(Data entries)
....
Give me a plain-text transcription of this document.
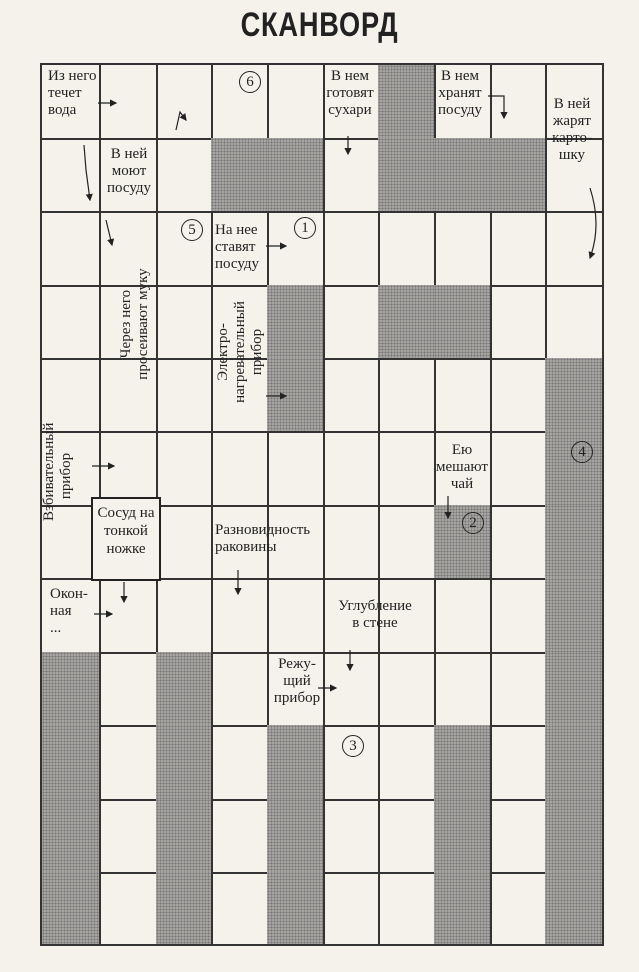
СКАНВОРД
Из него
течет
вода
В ней
моют
посуду
Через него
просеивают муку
На нее
ставят
посуду
Электро-
нагревательный
прибор
Взбивательный
прибор
Сосуд на
тонкой
ножке
Окон-
ная
...
Разновидность
раковины
Углубление
в стене
Режу-
щий
прибор
В нем
готовят
сухари
В нем
хранят
посуду	В ней
жарят
карто-
шку
Ею
мешают
чай
1
2
3
4
5
6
....
_PROBLEM STATEMENT_: All of the records above must be copied exactly, except for the pictures.

_WRITTEN RESPONSE_:
Give me a plain-text transcription of this document.
СКАНВОРД
Из него
течет
вода
В ней
моют
посуду
Через него
просеивают муку
На нее
ставят
посуду
Электро-
нагревательный
прибор
Взбивательный
прибор
Сосуд на
тонкой
ножке
Окон-
ная
...
Разновидность
раковины
Углубление
в стене
Режу-
щий
прибор
В нем
готовят
сухари
В нем
хранят
посуду	В ней
жарят
карто-
шку
Ею
мешают
чай
1
2
3
4
5
6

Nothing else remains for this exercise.